• _Aim_
Copy out every record below exactly as written, but leave out any pictures.

• _Supplied material_
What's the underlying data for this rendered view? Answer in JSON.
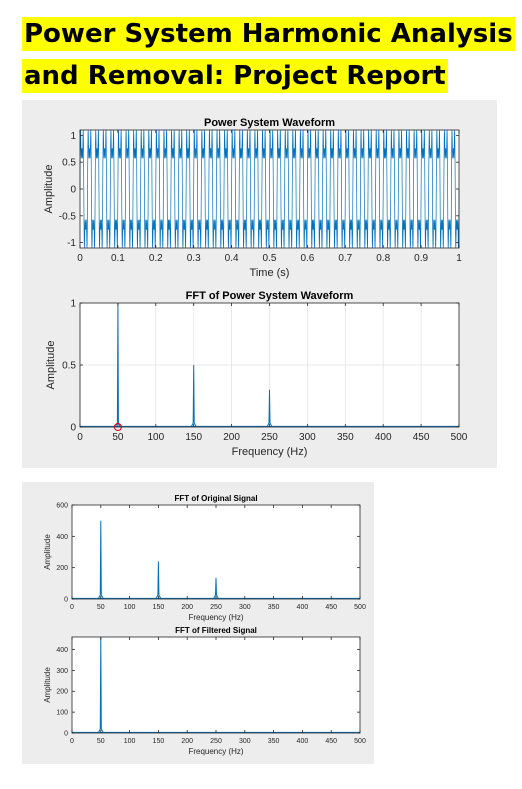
{
  "report": {
    "title_line1": "Power System Harmonic Analysis",
    "title_line2": "and Removal: Project Report",
    "highlight_color": "#ffff00"
  },
  "chart_data": [
    {
      "id": "waveform",
      "type": "line",
      "title": "Power System Waveform",
      "xlabel": "Time (s)",
      "ylabel": "Amplitude",
      "xlim": [
        0,
        1
      ],
      "ylim": [
        -1.1,
        1.1
      ],
      "xticks": [
        "0",
        "0.1",
        "0.2",
        "0.3",
        "0.4",
        "0.5",
        "0.6",
        "0.7",
        "0.8",
        "0.9",
        "1"
      ],
      "yticks": [
        "-1",
        "-0.5",
        "0",
        "0.5",
        "1"
      ],
      "series": [
        {
          "fundamental_hz": 50,
          "components": [
            {
              "freq": 50,
              "amp": 1.0
            },
            {
              "freq": 150,
              "amp": 0.5
            },
            {
              "freq": 250,
              "amp": 0.3
            }
          ]
        }
      ],
      "grid": false,
      "color": "#0072bd"
    },
    {
      "id": "fft_waveform",
      "type": "line",
      "title": "FFT of Power System Waveform",
      "xlabel": "Frequency (Hz)",
      "ylabel": "Amplitude",
      "xlim": [
        0,
        500
      ],
      "ylim": [
        0,
        1
      ],
      "xticks": [
        "0",
        "50",
        "100",
        "150",
        "200",
        "250",
        "300",
        "350",
        "400",
        "450",
        "500"
      ],
      "yticks": [
        "0",
        "0.5",
        "1"
      ],
      "peaks": [
        {
          "x": 50,
          "y": 1.0
        },
        {
          "x": 150,
          "y": 0.5
        },
        {
          "x": 250,
          "y": 0.3
        }
      ],
      "marker": {
        "x": 50,
        "y": 0,
        "color": "#e8000b"
      },
      "grid": true,
      "color": "#0072bd"
    },
    {
      "id": "fft_original",
      "type": "line",
      "title": "FFT of Original Signal",
      "xlabel": "Frequency (Hz)",
      "ylabel": "Amplitude",
      "xlim": [
        0,
        500
      ],
      "ylim": [
        0,
        600
      ],
      "xticks": [
        "0",
        "50",
        "100",
        "150",
        "200",
        "250",
        "300",
        "350",
        "400",
        "450",
        "500"
      ],
      "yticks": [
        "0",
        "200",
        "400",
        "600"
      ],
      "peaks": [
        {
          "x": 50,
          "y": 500
        },
        {
          "x": 150,
          "y": 240
        },
        {
          "x": 250,
          "y": 135
        }
      ],
      "grid": false,
      "color": "#0072bd"
    },
    {
      "id": "fft_filtered",
      "type": "line",
      "title": "FFT of Filtered Signal",
      "xlabel": "Frequency (Hz)",
      "ylabel": "Amplitude",
      "xlim": [
        0,
        500
      ],
      "ylim": [
        0,
        460
      ],
      "xticks": [
        "0",
        "50",
        "100",
        "150",
        "200",
        "250",
        "300",
        "350",
        "400",
        "450",
        "500"
      ],
      "yticks": [
        "0",
        "100",
        "200",
        "300",
        "400"
      ],
      "peaks": [
        {
          "x": 50,
          "y": 460
        }
      ],
      "grid": false,
      "color": "#0072bd"
    }
  ]
}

• _Answer for the task_
What's the underlying data for this rendered view? Answer in JSON.
{
  "report": {
    "title_line1": "Power System Harmonic Analysis",
    "title_line2": "and Removal: Project Report",
    "highlight_color": "#ffff00"
  },
  "chart_data": [
    {
      "id": "waveform",
      "type": "line",
      "title": "Power System Waveform",
      "xlabel": "Time (s)",
      "ylabel": "Amplitude",
      "xlim": [
        0,
        1
      ],
      "ylim": [
        -1.1,
        1.1
      ],
      "xticks": [
        "0",
        "0.1",
        "0.2",
        "0.3",
        "0.4",
        "0.5",
        "0.6",
        "0.7",
        "0.8",
        "0.9",
        "1"
      ],
      "yticks": [
        "-1",
        "-0.5",
        "0",
        "0.5",
        "1"
      ],
      "series": [
        {
          "fundamental_hz": 50,
          "components": [
            {
              "freq": 50,
              "amp": 1.0
            },
            {
              "freq": 150,
              "amp": 0.5
            },
            {
              "freq": 250,
              "amp": 0.3
            }
          ]
        }
      ],
      "grid": false,
      "color": "#0072bd"
    },
    {
      "id": "fft_waveform",
      "type": "line",
      "title": "FFT of Power System Waveform",
      "xlabel": "Frequency (Hz)",
      "ylabel": "Amplitude",
      "xlim": [
        0,
        500
      ],
      "ylim": [
        0,
        1
      ],
      "xticks": [
        "0",
        "50",
        "100",
        "150",
        "200",
        "250",
        "300",
        "350",
        "400",
        "450",
        "500"
      ],
      "yticks": [
        "0",
        "0.5",
        "1"
      ],
      "peaks": [
        {
          "x": 50,
          "y": 1.0
        },
        {
          "x": 150,
          "y": 0.5
        },
        {
          "x": 250,
          "y": 0.3
        }
      ],
      "marker": {
        "x": 50,
        "y": 0,
        "color": "#e8000b"
      },
      "grid": true,
      "color": "#0072bd"
    },
    {
      "id": "fft_original",
      "type": "line",
      "title": "FFT of Original Signal",
      "xlabel": "Frequency (Hz)",
      "ylabel": "Amplitude",
      "xlim": [
        0,
        500
      ],
      "ylim": [
        0,
        600
      ],
      "xticks": [
        "0",
        "50",
        "100",
        "150",
        "200",
        "250",
        "300",
        "350",
        "400",
        "450",
        "500"
      ],
      "yticks": [
        "0",
        "200",
        "400",
        "600"
      ],
      "peaks": [
        {
          "x": 50,
          "y": 500
        },
        {
          "x": 150,
          "y": 240
        },
        {
          "x": 250,
          "y": 135
        }
      ],
      "grid": false,
      "color": "#0072bd"
    },
    {
      "id": "fft_filtered",
      "type": "line",
      "title": "FFT of Filtered Signal",
      "xlabel": "Frequency (Hz)",
      "ylabel": "Amplitude",
      "xlim": [
        0,
        500
      ],
      "ylim": [
        0,
        460
      ],
      "xticks": [
        "0",
        "50",
        "100",
        "150",
        "200",
        "250",
        "300",
        "350",
        "400",
        "450",
        "500"
      ],
      "yticks": [
        "0",
        "100",
        "200",
        "300",
        "400"
      ],
      "peaks": [
        {
          "x": 50,
          "y": 460
        }
      ],
      "grid": false,
      "color": "#0072bd"
    }
  ]
}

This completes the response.